BEGIN INPUT RECORDS
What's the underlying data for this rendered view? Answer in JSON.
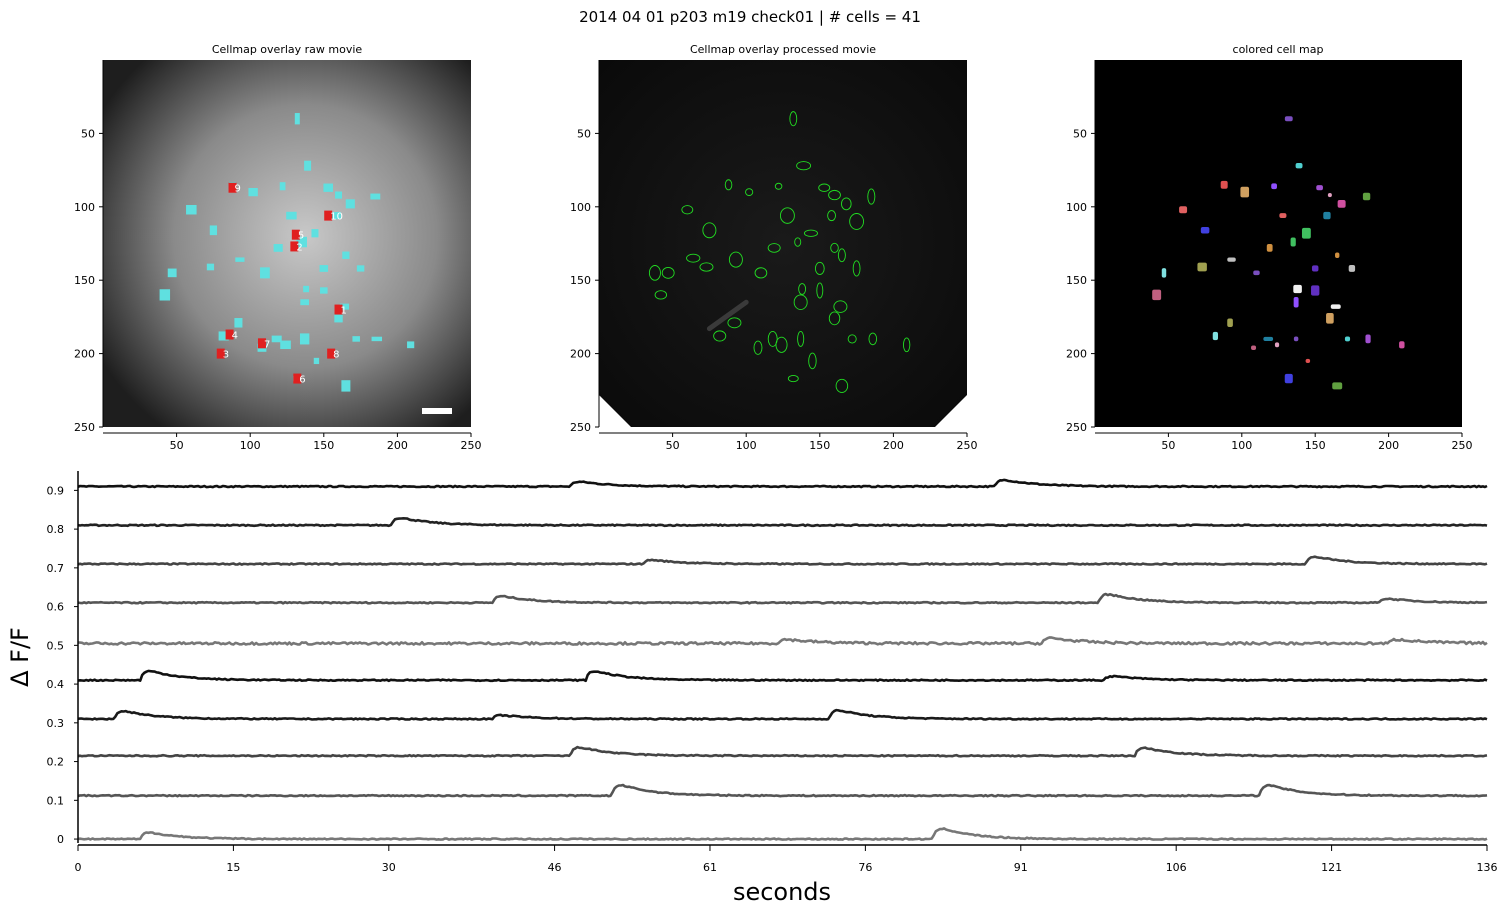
{
  "figure": {
    "title": "2014 04 01 p203 m19 check01 | # cells = 41"
  },
  "chart_data": [
    {
      "type": "heatmap",
      "title": "Cellmap overlay raw movie",
      "x_ticks": [
        50,
        100,
        150,
        200,
        250
      ],
      "y_ticks": [
        50,
        100,
        150,
        200,
        250
      ],
      "xlim": [
        0,
        250
      ],
      "ylim": [
        250,
        0
      ],
      "background": "grayscale raw fluorescence image",
      "overlay_color": "#5fe0e0",
      "highlight_color": "#e02020",
      "labeled_cells": [
        {
          "label": "1",
          "x": 160,
          "y": 170
        },
        {
          "label": "2",
          "x": 130,
          "y": 127
        },
        {
          "label": "3",
          "x": 80,
          "y": 200
        },
        {
          "label": "4",
          "x": 86,
          "y": 187
        },
        {
          "label": "5",
          "x": 131,
          "y": 119
        },
        {
          "label": "6",
          "x": 132,
          "y": 217
        },
        {
          "label": "7",
          "x": 108,
          "y": 193
        },
        {
          "label": "8",
          "x": 155,
          "y": 200
        },
        {
          "label": "9",
          "x": 88,
          "y": 87
        },
        {
          "label": "10",
          "x": 153,
          "y": 106
        }
      ]
    },
    {
      "type": "heatmap",
      "title": "Cellmap overlay processed movie",
      "x_ticks": [
        50,
        100,
        150,
        200,
        250
      ],
      "y_ticks": [
        50,
        100,
        150,
        200,
        250
      ],
      "xlim": [
        0,
        250
      ],
      "ylim": [
        250,
        0
      ],
      "background": "dark processed image",
      "outline_color": "#22dd22"
    },
    {
      "type": "heatmap",
      "title": "colored cell map",
      "x_ticks": [
        50,
        100,
        150,
        200,
        250
      ],
      "y_ticks": [
        50,
        100,
        150,
        200,
        250
      ],
      "xlim": [
        0,
        250
      ],
      "ylim": [
        250,
        0
      ],
      "background": "#000000"
    },
    {
      "type": "line",
      "xlabel": "seconds",
      "ylabel": "Δ F/F",
      "x_ticks": [
        0,
        15,
        30,
        46,
        61,
        76,
        91,
        106,
        121,
        136
      ],
      "y_ticks": [
        "0",
        "0.1",
        "0.2",
        "0.3",
        "0.4",
        "0.5",
        "0.6",
        "0.7",
        "0.8",
        "0.9"
      ],
      "xlim": [
        0,
        136
      ],
      "ylim": [
        -0.005,
        0.95
      ],
      "series": [
        {
          "baseline": 0.91,
          "color": "#111111",
          "events": [
            [
              47.5,
              0.018
            ],
            [
              88.5,
              0.025
            ]
          ]
        },
        {
          "baseline": 0.81,
          "color": "#222222",
          "events": [
            [
              30.2,
              0.028
            ]
          ]
        },
        {
          "baseline": 0.71,
          "color": "#444444",
          "events": [
            [
              54.5,
              0.015
            ],
            [
              118.5,
              0.027
            ]
          ]
        },
        {
          "baseline": 0.61,
          "color": "#555555",
          "events": [
            [
              40.0,
              0.025
            ],
            [
              98.5,
              0.032
            ],
            [
              125.5,
              0.015
            ]
          ]
        },
        {
          "baseline": 0.505,
          "color": "#777777",
          "noisy": true,
          "events": [
            [
              67.5,
              0.015
            ],
            [
              93.0,
              0.02
            ],
            [
              126.5,
              0.015
            ]
          ]
        },
        {
          "baseline": 0.41,
          "color": "#111111",
          "events": [
            [
              6.0,
              0.035
            ],
            [
              49.0,
              0.034
            ],
            [
              99.0,
              0.015
            ]
          ]
        },
        {
          "baseline": 0.31,
          "color": "#1a1a1a",
          "events": [
            [
              3.5,
              0.03
            ],
            [
              40.0,
              0.014
            ],
            [
              72.5,
              0.033
            ]
          ]
        },
        {
          "baseline": 0.215,
          "color": "#444444",
          "events": [
            [
              47.5,
              0.032
            ],
            [
              102.0,
              0.03
            ]
          ]
        },
        {
          "baseline": 0.112,
          "color": "#555555",
          "events": [
            [
              51.5,
              0.04
            ],
            [
              114.0,
              0.04
            ]
          ]
        },
        {
          "baseline": 0.0,
          "color": "#777777",
          "events": [
            [
              6.0,
              0.025
            ],
            [
              82.5,
              0.04
            ]
          ]
        }
      ]
    }
  ]
}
END INPUT RECORDS
WHAT TO PRODUCE = Print every line of the data exactly. Pictures do not belong in the copy.

SOLUTION TO THIS TASK =
What's the underlying data for this rendered view? Answer in JSON.
{
  "figure": {
    "title": "2014 04 01 p203 m19 check01 | # cells = 41"
  },
  "chart_data": [
    {
      "type": "heatmap",
      "title": "Cellmap overlay raw movie",
      "x_ticks": [
        50,
        100,
        150,
        200,
        250
      ],
      "y_ticks": [
        50,
        100,
        150,
        200,
        250
      ],
      "xlim": [
        0,
        250
      ],
      "ylim": [
        250,
        0
      ],
      "background": "grayscale raw fluorescence image",
      "overlay_color": "#5fe0e0",
      "highlight_color": "#e02020",
      "labeled_cells": [
        {
          "label": "1",
          "x": 160,
          "y": 170
        },
        {
          "label": "2",
          "x": 130,
          "y": 127
        },
        {
          "label": "3",
          "x": 80,
          "y": 200
        },
        {
          "label": "4",
          "x": 86,
          "y": 187
        },
        {
          "label": "5",
          "x": 131,
          "y": 119
        },
        {
          "label": "6",
          "x": 132,
          "y": 217
        },
        {
          "label": "7",
          "x": 108,
          "y": 193
        },
        {
          "label": "8",
          "x": 155,
          "y": 200
        },
        {
          "label": "9",
          "x": 88,
          "y": 87
        },
        {
          "label": "10",
          "x": 153,
          "y": 106
        }
      ]
    },
    {
      "type": "heatmap",
      "title": "Cellmap overlay processed movie",
      "x_ticks": [
        50,
        100,
        150,
        200,
        250
      ],
      "y_ticks": [
        50,
        100,
        150,
        200,
        250
      ],
      "xlim": [
        0,
        250
      ],
      "ylim": [
        250,
        0
      ],
      "background": "dark processed image",
      "outline_color": "#22dd22"
    },
    {
      "type": "heatmap",
      "title": "colored cell map",
      "x_ticks": [
        50,
        100,
        150,
        200,
        250
      ],
      "y_ticks": [
        50,
        100,
        150,
        200,
        250
      ],
      "xlim": [
        0,
        250
      ],
      "ylim": [
        250,
        0
      ],
      "background": "#000000"
    },
    {
      "type": "line",
      "xlabel": "seconds",
      "ylabel": "Δ F/F",
      "x_ticks": [
        0,
        15,
        30,
        46,
        61,
        76,
        91,
        106,
        121,
        136
      ],
      "y_ticks": [
        "0",
        "0.1",
        "0.2",
        "0.3",
        "0.4",
        "0.5",
        "0.6",
        "0.7",
        "0.8",
        "0.9"
      ],
      "xlim": [
        0,
        136
      ],
      "ylim": [
        -0.005,
        0.95
      ],
      "series": [
        {
          "baseline": 0.91,
          "color": "#111111",
          "events": [
            [
              47.5,
              0.018
            ],
            [
              88.5,
              0.025
            ]
          ]
        },
        {
          "baseline": 0.81,
          "color": "#222222",
          "events": [
            [
              30.2,
              0.028
            ]
          ]
        },
        {
          "baseline": 0.71,
          "color": "#444444",
          "events": [
            [
              54.5,
              0.015
            ],
            [
              118.5,
              0.027
            ]
          ]
        },
        {
          "baseline": 0.61,
          "color": "#555555",
          "events": [
            [
              40.0,
              0.025
            ],
            [
              98.5,
              0.032
            ],
            [
              125.5,
              0.015
            ]
          ]
        },
        {
          "baseline": 0.505,
          "color": "#777777",
          "noisy": true,
          "events": [
            [
              67.5,
              0.015
            ],
            [
              93.0,
              0.02
            ],
            [
              126.5,
              0.015
            ]
          ]
        },
        {
          "baseline": 0.41,
          "color": "#111111",
          "events": [
            [
              6.0,
              0.035
            ],
            [
              49.0,
              0.034
            ],
            [
              99.0,
              0.015
            ]
          ]
        },
        {
          "baseline": 0.31,
          "color": "#1a1a1a",
          "events": [
            [
              3.5,
              0.03
            ],
            [
              40.0,
              0.014
            ],
            [
              72.5,
              0.033
            ]
          ]
        },
        {
          "baseline": 0.215,
          "color": "#444444",
          "events": [
            [
              47.5,
              0.032
            ],
            [
              102.0,
              0.03
            ]
          ]
        },
        {
          "baseline": 0.112,
          "color": "#555555",
          "events": [
            [
              51.5,
              0.04
            ],
            [
              114.0,
              0.04
            ]
          ]
        },
        {
          "baseline": 0.0,
          "color": "#777777",
          "events": [
            [
              6.0,
              0.025
            ],
            [
              82.5,
              0.04
            ]
          ]
        }
      ]
    }
  ]
}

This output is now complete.